Given instruction: Each line from the one that holds "Transcribe this image's" to the end of the records is to be retyped exactly. Pictures are not part of the copy.

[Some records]
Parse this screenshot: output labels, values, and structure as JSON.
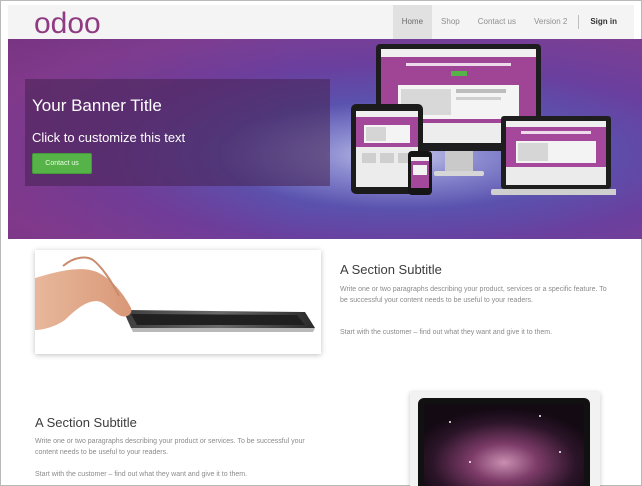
{
  "brand": {
    "logo_text": "odoo"
  },
  "nav": {
    "items": [
      {
        "label": "Home",
        "active": true
      },
      {
        "label": "Shop"
      },
      {
        "label": "Contact us"
      },
      {
        "label": "Version 2"
      }
    ],
    "sign_in": "Sign in"
  },
  "banner": {
    "title": "Your Banner Title",
    "text": "Click to customize this text",
    "button_label": "Contact us"
  },
  "section1": {
    "subtitle": "A Section Subtitle",
    "paragraph1": "Write one or two paragraphs describing your product, services or a specific feature. To be successful your content needs to be useful to your readers.",
    "paragraph2": "Start with the customer – find out what they want and give it to them."
  },
  "section2": {
    "subtitle": "A Section Subtitle",
    "paragraph1": "Write one or two paragraphs describing your product or services. To be successful your content needs to be useful to your readers.",
    "paragraph2": "Start with the customer – find out what they want and give it to them."
  },
  "colors": {
    "accent_green": "#56b348",
    "banner_purple": "#6e3887",
    "logo_purple": "#8f3b83"
  }
}
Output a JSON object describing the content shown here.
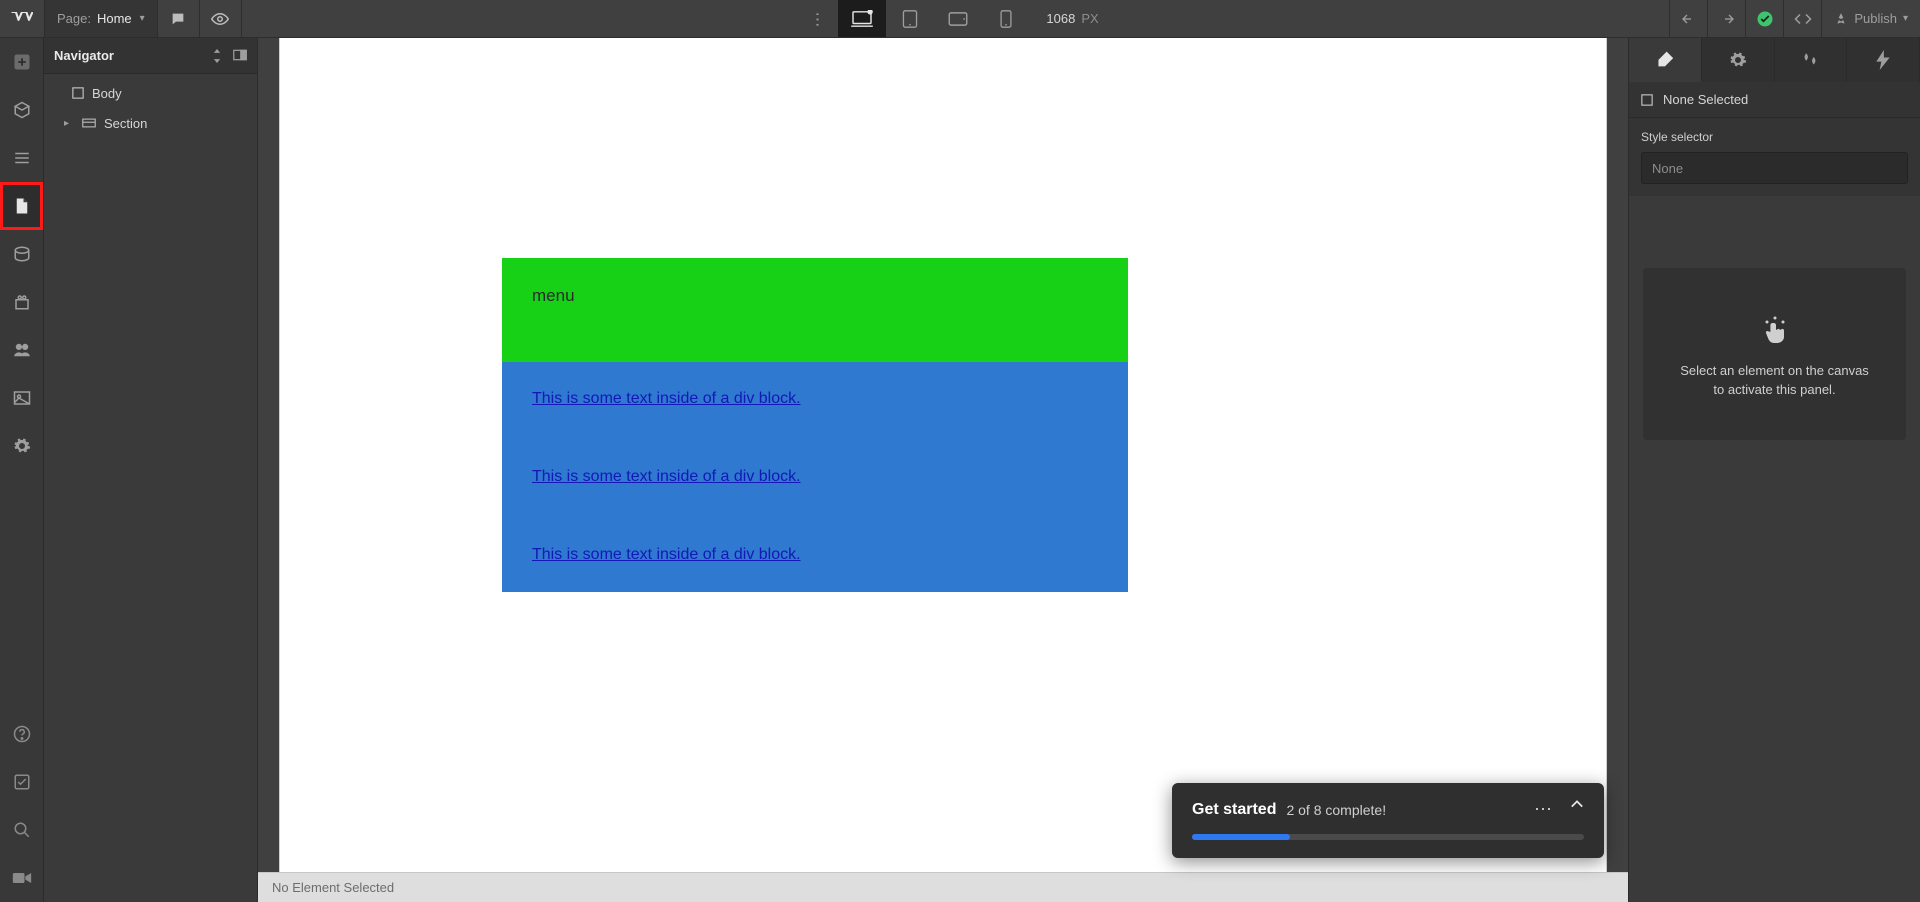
{
  "topbar": {
    "page_label": "Page:",
    "page_name": "Home",
    "width_value": "1068",
    "width_unit": "PX",
    "publish_label": "Publish"
  },
  "navigator": {
    "title": "Navigator",
    "tree": {
      "body": "Body",
      "section": "Section"
    }
  },
  "canvas": {
    "menu_label": "menu",
    "link_text": "This is some text inside of a div block.",
    "status_text": "No Element Selected"
  },
  "toast": {
    "title": "Get started",
    "subtitle": "2 of 8 complete!",
    "progress_percent": 25
  },
  "stylepanel": {
    "none_selected": "None Selected",
    "selector_label": "Style selector",
    "selector_value": "None",
    "hint_line1": "Select an element on the canvas",
    "hint_line2": "to activate this panel."
  }
}
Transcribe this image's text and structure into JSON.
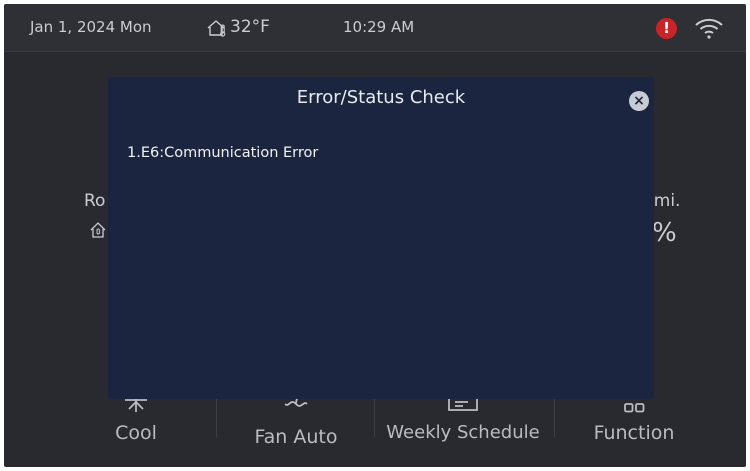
{
  "statusbar": {
    "date": "Jan 1, 2024 Mon",
    "outdoor_temp": "32°F",
    "time": "10:29 AM",
    "alert_symbol": "!",
    "alert_icon": "alert-icon",
    "wifi_icon": "wifi-icon",
    "outdoor_icon": "house-thermometer-icon"
  },
  "background": {
    "left_label_partial": "Ro",
    "right_label_partial": "umi.",
    "right_value_partial": "%"
  },
  "bottom_bar": {
    "items": [
      {
        "label": "Cool",
        "icon": "snowflake-icon"
      },
      {
        "label": "Fan Auto",
        "icon": "fan-icon"
      },
      {
        "label": "Weekly Schedule",
        "icon": "schedule-icon"
      },
      {
        "label": "Function",
        "icon": "grid-icon"
      }
    ]
  },
  "modal": {
    "title": "Error/Status Check",
    "close_symbol": "×",
    "items": [
      "1.E6:Communication Error"
    ]
  },
  "colors": {
    "background": "#282a2f",
    "modal": "#1c2540",
    "alert": "#c8242a"
  }
}
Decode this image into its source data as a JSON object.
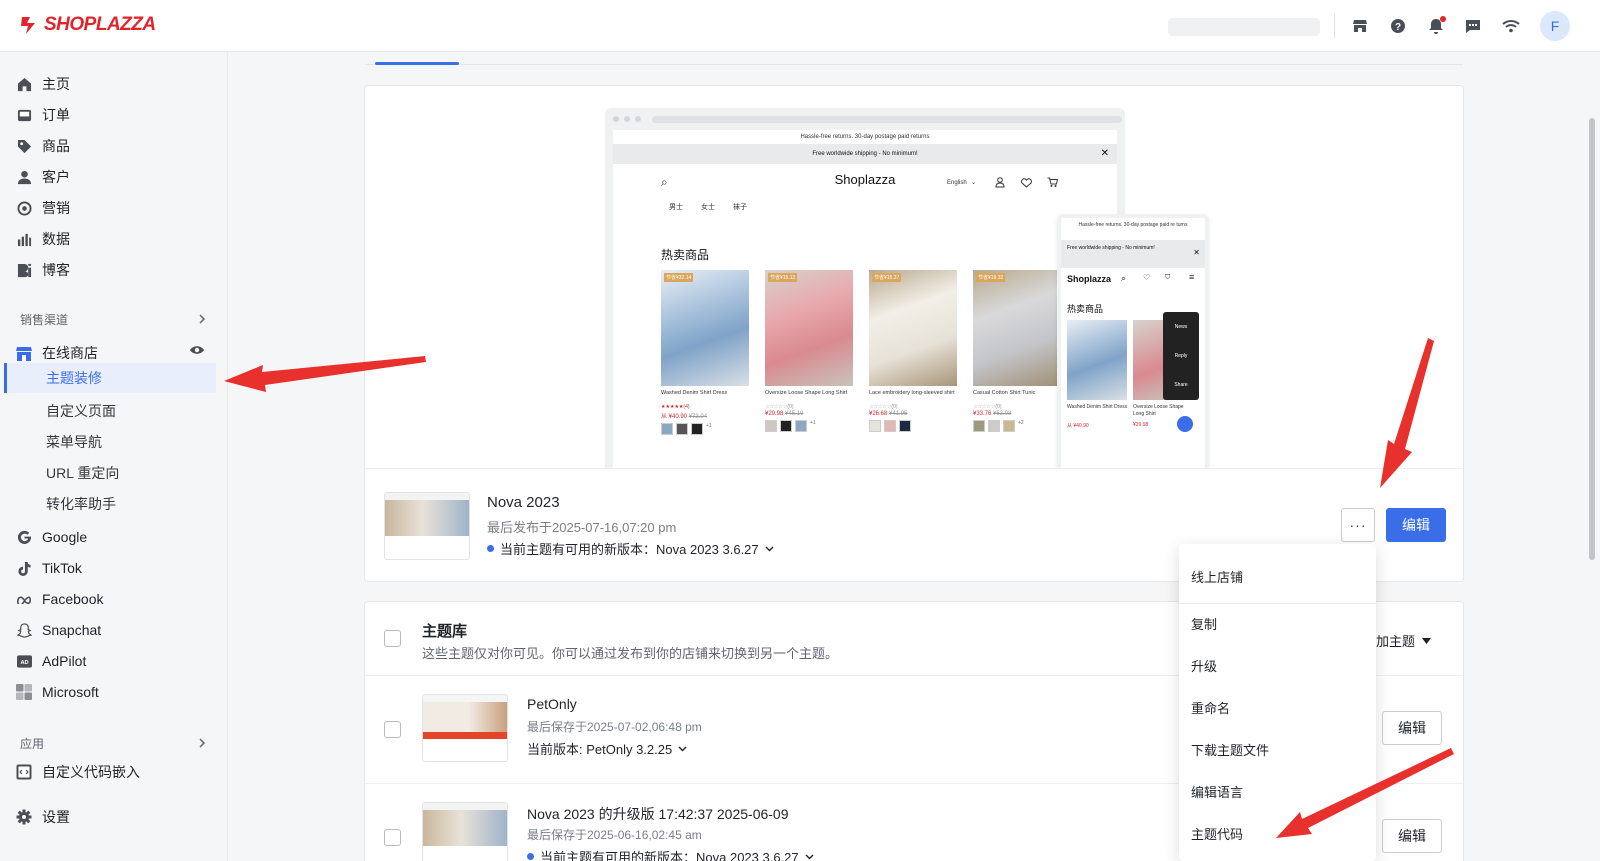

Written response:
Transcribe this image's text and structure into JSON.
{
  "statusbar": {
    "date": "Jan 1, 2024 Mon",
    "outdoor_temp": "32°F",
    "time": "10:29 AM",
    "alert_symbol": "!",
    "alert_icon": "alert-icon",
    "wifi_icon": "wifi-icon",
    "outdoor_icon": "house-thermometer-icon"
  },
  "background": {
    "left_label_partial": "Ro",
    "right_label_partial": "umi.",
    "right_value_partial": "%"
  },
  "bottom_bar": {
    "items": [
      {
        "label": "Cool",
        "icon": "snowflake-icon"
      },
      {
        "label": "Fan Auto",
        "icon": "fan-icon"
      },
      {
        "label": "Weekly Schedule",
        "icon": "schedule-icon"
      },
      {
        "label": "Function",
        "icon": "grid-icon"
      }
    ]
  },
  "modal": {
    "title": "Error/Status Check",
    "close_symbol": "×",
    "items": [
      "1.E6:Communication Error"
    ]
  },
  "colors": {
    "background": "#282a2f",
    "modal": "#1c2540",
    "alert": "#c8242a"
  }
}
Decode this image into its source data as a JSON object.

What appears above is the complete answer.